▶ [Goal 1] Translate this sentence from the passage on moral relativism into Spanish: "Morality is nothing more or less than what we choose it to be."

▶ [Text section]
=====

Sacks was uniquely eloquent about the difference between morality and ethics:

 

"Relativists asserts there is no single, absolute, uncontroversial moral truth. Conflicting, irreconcilable views on morality can be held with conviction and argued with cogency. Morality is nothing more or less than what we choose it to be. A relativist might say that football needs rules, but he could go on to say that not everyone need play football. There are many moral 'games' and hence no one set of rules that constitute the good life. There is no ideal game against which we can judge the merits of the particular games we have so far developed. There are many ways of understanding morality, of living a good life, or resolving ethical dilemmas, and there is no metamorality which has the power to rule one way better than another. Outside our moral world are many others, each of which is entitled to equal dignity and respect, and none of which may make claims on society that are exclusive of any other. A relativist asserts that on morality we cannot agree.

"How true is the relativist's analysis? What can we say about morality?

 

"Anthropologists have charted for us the great principles which have been arrived at independently in one culture after another, and which sum up what we know about the universal requirements of society: general beneficence, loving our kin, duties to parents, elders, and children, and the prohibition of murder and theft. None of these phenomena suggests that morality is relative, subjective, chosen, invented, the product of will, whim, or desire. These principles are configured somewhat differently from one civilization to another. But they share sufficient of a family resemblance to suggest that they form the objective boundaries of social life, and without them and their maintenance no assemblage of humans can live stably together for long. We need them if we are to live peaceably in a society in which there is considerable diversity. There are skills we need if we are to coexist with others over an extended period of time: trust, courtesy, generosity, tolerance, fairness, compromise, mercy, and sympathy. Without them we could not achieve the minimum of social cooperation.

=====

▶ [Records shown]

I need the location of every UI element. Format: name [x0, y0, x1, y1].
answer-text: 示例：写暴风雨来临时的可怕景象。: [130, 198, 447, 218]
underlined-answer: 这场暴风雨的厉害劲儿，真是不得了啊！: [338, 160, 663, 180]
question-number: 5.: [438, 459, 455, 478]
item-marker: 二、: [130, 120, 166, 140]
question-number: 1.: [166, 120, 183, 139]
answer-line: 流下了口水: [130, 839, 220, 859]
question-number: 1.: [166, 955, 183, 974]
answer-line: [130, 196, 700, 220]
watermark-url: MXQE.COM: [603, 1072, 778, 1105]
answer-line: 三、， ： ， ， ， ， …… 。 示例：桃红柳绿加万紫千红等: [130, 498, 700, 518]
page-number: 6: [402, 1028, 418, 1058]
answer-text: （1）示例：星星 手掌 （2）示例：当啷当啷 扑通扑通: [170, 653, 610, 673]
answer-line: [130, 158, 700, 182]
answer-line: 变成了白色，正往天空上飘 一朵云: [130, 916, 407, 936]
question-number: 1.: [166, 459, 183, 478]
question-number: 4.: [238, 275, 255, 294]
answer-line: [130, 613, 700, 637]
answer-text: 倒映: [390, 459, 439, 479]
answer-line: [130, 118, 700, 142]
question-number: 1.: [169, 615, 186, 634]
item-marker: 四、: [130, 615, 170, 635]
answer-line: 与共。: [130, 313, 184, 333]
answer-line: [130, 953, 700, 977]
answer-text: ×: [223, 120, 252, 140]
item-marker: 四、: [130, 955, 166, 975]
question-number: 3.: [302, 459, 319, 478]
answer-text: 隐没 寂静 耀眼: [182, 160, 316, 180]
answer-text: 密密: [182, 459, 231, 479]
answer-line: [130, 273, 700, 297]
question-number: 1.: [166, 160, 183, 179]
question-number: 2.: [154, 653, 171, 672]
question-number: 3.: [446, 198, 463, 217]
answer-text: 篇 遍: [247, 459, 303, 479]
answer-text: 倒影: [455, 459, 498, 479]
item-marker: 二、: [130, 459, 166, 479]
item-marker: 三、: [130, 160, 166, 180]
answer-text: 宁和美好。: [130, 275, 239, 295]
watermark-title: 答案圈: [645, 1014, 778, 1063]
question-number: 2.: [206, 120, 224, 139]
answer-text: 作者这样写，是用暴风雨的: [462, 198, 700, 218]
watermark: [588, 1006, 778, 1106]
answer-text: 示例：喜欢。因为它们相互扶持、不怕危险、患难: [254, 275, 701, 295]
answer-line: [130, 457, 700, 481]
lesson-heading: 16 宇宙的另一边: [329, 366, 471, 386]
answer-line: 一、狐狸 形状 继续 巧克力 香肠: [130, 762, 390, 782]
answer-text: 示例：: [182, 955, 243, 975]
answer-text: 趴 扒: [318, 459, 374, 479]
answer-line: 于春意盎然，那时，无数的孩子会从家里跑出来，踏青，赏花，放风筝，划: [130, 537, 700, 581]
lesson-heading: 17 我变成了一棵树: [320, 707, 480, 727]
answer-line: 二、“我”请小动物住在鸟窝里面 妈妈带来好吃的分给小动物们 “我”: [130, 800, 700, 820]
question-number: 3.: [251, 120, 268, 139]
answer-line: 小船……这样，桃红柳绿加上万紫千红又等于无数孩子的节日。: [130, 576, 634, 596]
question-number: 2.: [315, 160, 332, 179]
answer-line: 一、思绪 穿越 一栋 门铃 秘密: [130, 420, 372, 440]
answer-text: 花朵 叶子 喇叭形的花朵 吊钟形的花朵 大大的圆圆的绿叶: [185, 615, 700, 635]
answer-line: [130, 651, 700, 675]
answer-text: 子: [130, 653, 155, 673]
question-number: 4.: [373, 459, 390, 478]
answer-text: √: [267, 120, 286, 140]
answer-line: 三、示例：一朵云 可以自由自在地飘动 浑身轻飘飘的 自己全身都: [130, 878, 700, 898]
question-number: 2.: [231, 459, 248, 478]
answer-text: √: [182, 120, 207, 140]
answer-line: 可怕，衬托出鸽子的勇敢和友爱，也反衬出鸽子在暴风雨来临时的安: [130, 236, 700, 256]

=====

▶ [Goal 2] Turn the listing, from its first line through the line containing "answer-text: 密密: [182, 459, 231, 479]", into a Markdown table with the columns Row and Line, and leave out any blank lines.

▶ [Expected output 1] La moralidad no es ni más ni menos que lo que elegimos que sea.

▶ [Expected output 2]
| Row | Line |
|---|---|
| 1 | I need the location of every UI element. Format: name [x0, y0, x1, y1]. |
| 2 | answer-text: 示例：写暴风雨来临时的可怕景象。: [130, 198, 447, 218] |
| 3 | underlined-answer: 这场暴风雨的厉害劲儿，真是不得了啊！: [338, 160, 663, 180] |
| 4 | question-number: 5.: [438, 459, 455, 478] |
| 5 | item-marker: 二、: [130, 120, 166, 140] |
| 6 | question-number: 1.: [166, 120, 183, 139] |
| 7 | answer-line: 流下了口水: [130, 839, 220, 859] |
| 8 | question-number: 1.: [166, 955, 183, 974] |
| 9 | answer-line: [130, 196, 700, 220] |
| 10 | watermark-url: MXQE.COM: [603, 1072, 778, 1105] |
| 11 | answer-line: 三、， ： ， ， ， ， …… 。 示例：桃红柳绿加万紫千红等: [130, 498, 700, 518] |
| 12 | page-number: 6: [402, 1028, 418, 1058] |
| 13 | answer-text: （1）示例：星星 手掌 （2）示例：当啷当啷 扑通扑通: [170, 653, 610, 673] |
| 14 | answer-line: [130, 158, 700, 182] |
| 15 | answer-line: 变成了白色，正往天空上飘 一朵云: [130, 916, 407, 936] |
| 16 | question-number: 1.: [166, 459, 183, 478] |
| 17 | question-number: 4.: [238, 275, 255, 294] |
| 18 | answer-line: [130, 613, 700, 637] |
| 19 | answer-text: 倒映: [390, 459, 439, 479] |
| 20 | answer-line: [130, 118, 700, 142] |
| 21 | question-number: 1.: [169, 615, 186, 634] |
| 22 | item-marker: 四、: [130, 615, 170, 635] |
| 23 | answer-line: 与共。: [130, 313, 184, 333] |
| 24 | answer-line: [130, 953, 700, 977] |
| 25 | answer-text: ×: [223, 120, 252, 140] |
| 26 | item-marker: 四、: [130, 955, 166, 975] |
| 27 | question-number: 3.: [302, 459, 319, 478] |
| 28 | answer-text: 隐没 寂静 耀眼: [182, 160, 316, 180] |
| 29 | answer-text: 密密: [182, 459, 231, 479] |